(Source data)
--------

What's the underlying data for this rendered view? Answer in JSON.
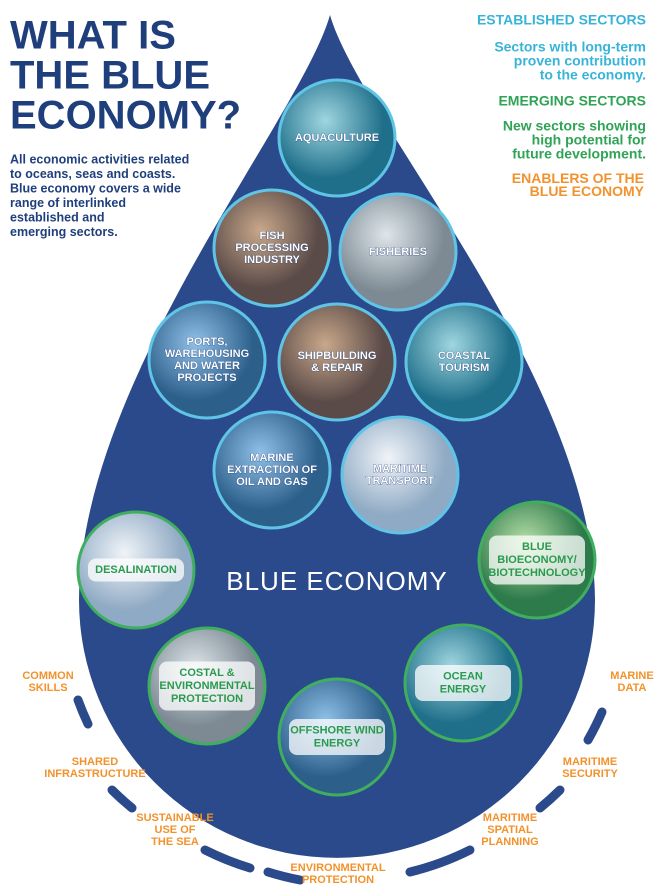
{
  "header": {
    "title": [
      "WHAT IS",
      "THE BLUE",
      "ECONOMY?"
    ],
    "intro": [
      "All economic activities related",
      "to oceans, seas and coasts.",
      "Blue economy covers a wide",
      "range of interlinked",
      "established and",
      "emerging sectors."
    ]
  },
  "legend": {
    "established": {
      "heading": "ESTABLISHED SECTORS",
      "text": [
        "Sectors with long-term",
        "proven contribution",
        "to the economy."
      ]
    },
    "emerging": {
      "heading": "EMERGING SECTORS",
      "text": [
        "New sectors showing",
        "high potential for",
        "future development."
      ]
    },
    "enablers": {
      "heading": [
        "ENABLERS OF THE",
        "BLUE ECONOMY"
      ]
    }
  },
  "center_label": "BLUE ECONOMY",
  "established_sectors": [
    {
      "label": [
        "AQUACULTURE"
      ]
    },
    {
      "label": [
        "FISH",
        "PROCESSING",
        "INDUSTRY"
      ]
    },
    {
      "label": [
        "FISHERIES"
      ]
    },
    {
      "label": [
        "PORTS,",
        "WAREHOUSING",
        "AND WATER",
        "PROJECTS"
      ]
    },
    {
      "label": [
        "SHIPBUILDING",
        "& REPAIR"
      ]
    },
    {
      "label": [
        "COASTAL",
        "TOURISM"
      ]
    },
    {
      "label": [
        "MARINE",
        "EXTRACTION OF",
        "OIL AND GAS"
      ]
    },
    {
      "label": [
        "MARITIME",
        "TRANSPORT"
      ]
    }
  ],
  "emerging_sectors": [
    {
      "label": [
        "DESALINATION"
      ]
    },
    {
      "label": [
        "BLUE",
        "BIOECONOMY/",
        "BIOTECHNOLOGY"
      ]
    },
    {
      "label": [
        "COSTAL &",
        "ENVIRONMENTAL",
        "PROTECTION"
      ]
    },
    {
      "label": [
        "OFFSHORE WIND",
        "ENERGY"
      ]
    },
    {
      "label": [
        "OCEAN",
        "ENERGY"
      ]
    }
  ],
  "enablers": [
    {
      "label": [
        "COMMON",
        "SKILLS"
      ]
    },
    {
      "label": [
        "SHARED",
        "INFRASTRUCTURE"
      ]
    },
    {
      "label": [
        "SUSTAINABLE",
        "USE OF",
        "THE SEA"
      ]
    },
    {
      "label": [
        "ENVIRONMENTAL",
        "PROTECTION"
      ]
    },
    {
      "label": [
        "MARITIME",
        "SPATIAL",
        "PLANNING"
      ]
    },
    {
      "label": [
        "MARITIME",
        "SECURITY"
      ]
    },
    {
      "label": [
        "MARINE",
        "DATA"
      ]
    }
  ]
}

--------

### Task to complete
Apart from the pictures, the entries above are to be repeated in full and exactly.

### Task answer
What's the underlying data for this rendered view? Answer in JSON.
{
  "header": {
    "title": [
      "WHAT IS",
      "THE BLUE",
      "ECONOMY?"
    ],
    "intro": [
      "All economic activities related",
      "to oceans, seas and coasts.",
      "Blue economy covers a wide",
      "range of interlinked",
      "established and",
      "emerging sectors."
    ]
  },
  "legend": {
    "established": {
      "heading": "ESTABLISHED SECTORS",
      "text": [
        "Sectors with long-term",
        "proven contribution",
        "to the economy."
      ]
    },
    "emerging": {
      "heading": "EMERGING SECTORS",
      "text": [
        "New sectors showing",
        "high potential for",
        "future development."
      ]
    },
    "enablers": {
      "heading": [
        "ENABLERS OF THE",
        "BLUE ECONOMY"
      ]
    }
  },
  "center_label": "BLUE ECONOMY",
  "established_sectors": [
    {
      "label": [
        "AQUACULTURE"
      ]
    },
    {
      "label": [
        "FISH",
        "PROCESSING",
        "INDUSTRY"
      ]
    },
    {
      "label": [
        "FISHERIES"
      ]
    },
    {
      "label": [
        "PORTS,",
        "WAREHOUSING",
        "AND WATER",
        "PROJECTS"
      ]
    },
    {
      "label": [
        "SHIPBUILDING",
        "& REPAIR"
      ]
    },
    {
      "label": [
        "COASTAL",
        "TOURISM"
      ]
    },
    {
      "label": [
        "MARINE",
        "EXTRACTION OF",
        "OIL AND GAS"
      ]
    },
    {
      "label": [
        "MARITIME",
        "TRANSPORT"
      ]
    }
  ],
  "emerging_sectors": [
    {
      "label": [
        "DESALINATION"
      ]
    },
    {
      "label": [
        "BLUE",
        "BIOECONOMY/",
        "BIOTECHNOLOGY"
      ]
    },
    {
      "label": [
        "COSTAL &",
        "ENVIRONMENTAL",
        "PROTECTION"
      ]
    },
    {
      "label": [
        "OFFSHORE WIND",
        "ENERGY"
      ]
    },
    {
      "label": [
        "OCEAN",
        "ENERGY"
      ]
    }
  ],
  "enablers": [
    {
      "label": [
        "COMMON",
        "SKILLS"
      ]
    },
    {
      "label": [
        "SHARED",
        "INFRASTRUCTURE"
      ]
    },
    {
      "label": [
        "SUSTAINABLE",
        "USE OF",
        "THE SEA"
      ]
    },
    {
      "label": [
        "ENVIRONMENTAL",
        "PROTECTION"
      ]
    },
    {
      "label": [
        "MARITIME",
        "SPATIAL",
        "PLANNING"
      ]
    },
    {
      "label": [
        "MARITIME",
        "SECURITY"
      ]
    },
    {
      "label": [
        "MARINE",
        "DATA"
      ]
    }
  ]
}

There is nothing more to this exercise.